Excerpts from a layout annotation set
***

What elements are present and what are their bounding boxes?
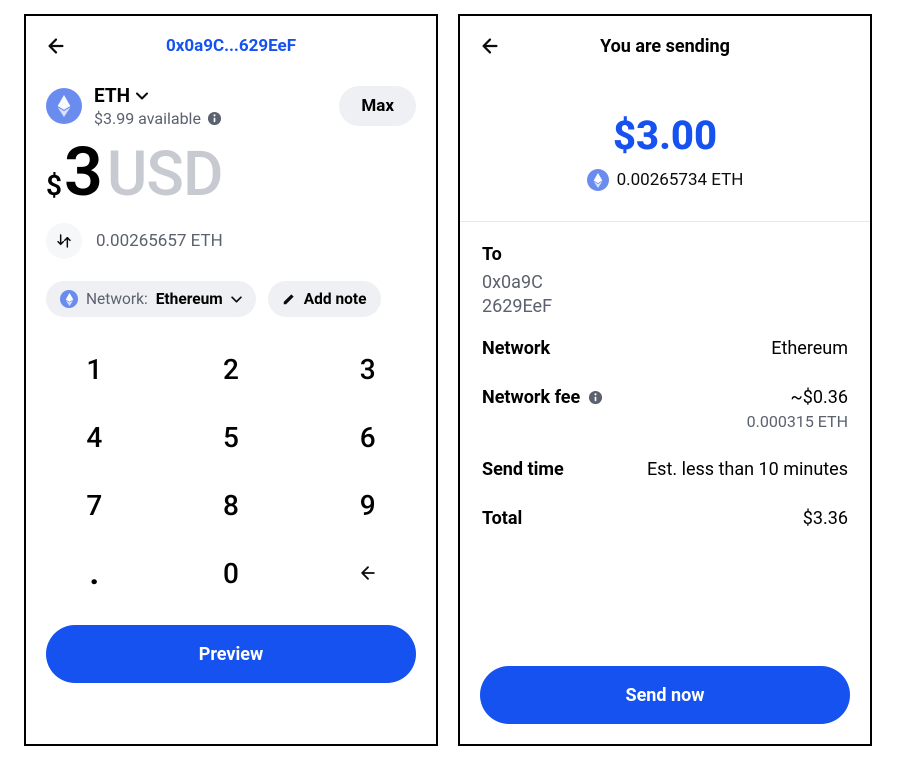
back-button[interactable] [476,32,504,60]
send-time-row: Send time Est. less than 10 minutes [460,445,870,494]
recipient-section: To 0x0a9C 2629EeF [460,222,870,324]
amount-usd: $3.00 [613,112,717,159]
keypad-4[interactable]: 4 [26,403,163,471]
asset-name-label: ETH [94,84,130,107]
network-fee-eth: 0.000315 ETH [747,412,848,431]
eth-equivalent: 0.00265657 ETH [96,231,223,251]
numeric-keypad: 1 2 3 4 5 6 7 8 9 . 0 [26,335,436,607]
eth-icon [587,169,609,191]
network-fee-usd: ~$0.36 [747,387,848,408]
max-button[interactable]: Max [339,86,416,126]
amount-display: $ 3 USD [26,128,436,211]
keypad-decimal[interactable]: . [26,539,163,607]
network-row: Network Ethereum [460,324,870,373]
asset-dropdown[interactable]: ETH [94,84,222,107]
pencil-icon [282,292,296,306]
to-address-line1: 0x0a9C [482,271,848,295]
asset-selector-row: ETH $3.99 available Max [26,76,436,128]
keypad-9[interactable]: 9 [299,471,436,539]
keypad-7[interactable]: 7 [26,471,163,539]
network-label: Network: [86,290,148,308]
currency-symbol: $ [46,169,62,202]
network-fee-row: Network fee ~$0.36 0.000315 ETH [460,373,870,445]
chevron-down-icon [231,296,242,303]
arrow-left-icon [356,563,380,583]
arrow-left-icon [479,35,501,57]
keypad-8[interactable]: 8 [163,471,300,539]
preview-button[interactable]: Preview [46,625,416,683]
page-title: You are sending [460,36,870,57]
info-icon[interactable] [588,390,603,405]
keypad-3[interactable]: 3 [299,335,436,403]
amount-eth: 0.00265734 ETH [617,170,744,190]
send-time-label: Send time [482,459,564,480]
eth-icon [46,88,82,124]
network-label: Network [482,338,550,359]
chevron-down-icon [136,92,148,100]
eth-icon [60,290,78,308]
recipient-address[interactable]: 0x0a9C...629EeF [26,36,436,56]
available-balance: $3.99 available [94,109,201,128]
send-entry-screen: 0x0a9C...629EeF ETH $3.99 available Max [24,14,438,746]
total-value: $3.36 [803,508,848,529]
swap-currency-button[interactable] [46,223,82,259]
send-now-button[interactable]: Send now [480,666,850,724]
keypad-6[interactable]: 6 [299,403,436,471]
network-value: Ethereum [771,338,848,359]
amount-summary: $3.00 0.00265734 ETH [460,76,870,221]
to-label: To [482,244,848,265]
keypad-backspace[interactable] [299,539,436,607]
keypad-0[interactable]: 0 [163,539,300,607]
swap-icon [56,233,72,249]
currency-label: USD [107,138,223,211]
add-note-button[interactable]: Add note [268,281,381,317]
add-note-label: Add note [304,290,367,308]
network-value: Ethereum [156,290,223,308]
amount-value: 3 [64,138,103,206]
total-label: Total [482,508,522,529]
keypad-2[interactable]: 2 [163,335,300,403]
keypad-5[interactable]: 5 [163,403,300,471]
send-time-value: Est. less than 10 minutes [647,459,848,480]
keypad-1[interactable]: 1 [26,335,163,403]
network-fee-label: Network fee [482,387,580,408]
total-row: Total $3.36 [460,494,870,543]
to-address-line2: 2629EeF [482,295,848,319]
send-confirm-screen: You are sending $3.00 0.00265734 ETH To … [458,14,872,746]
info-icon[interactable] [207,111,222,126]
network-selector[interactable]: Network: Ethereum [46,281,256,317]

***

What needs to be done: Extract each line of the data above that contains the string "label", treating uppercase and lowercase letters as distinct.

The output:
asset-name-label: ETH [94,84,130,107]
network-label: Network: [86,290,148,308]
send-time-label: Send time [482,459,564,480]
network-label: Network [482,338,550,359]
to-label: To [482,244,848,265]
currency-label: USD [107,138,223,211]
add-note-label: Add note [304,290,367,308]
total-label: Total [482,508,522,529]
network-fee-label: Network fee [482,387,580,408]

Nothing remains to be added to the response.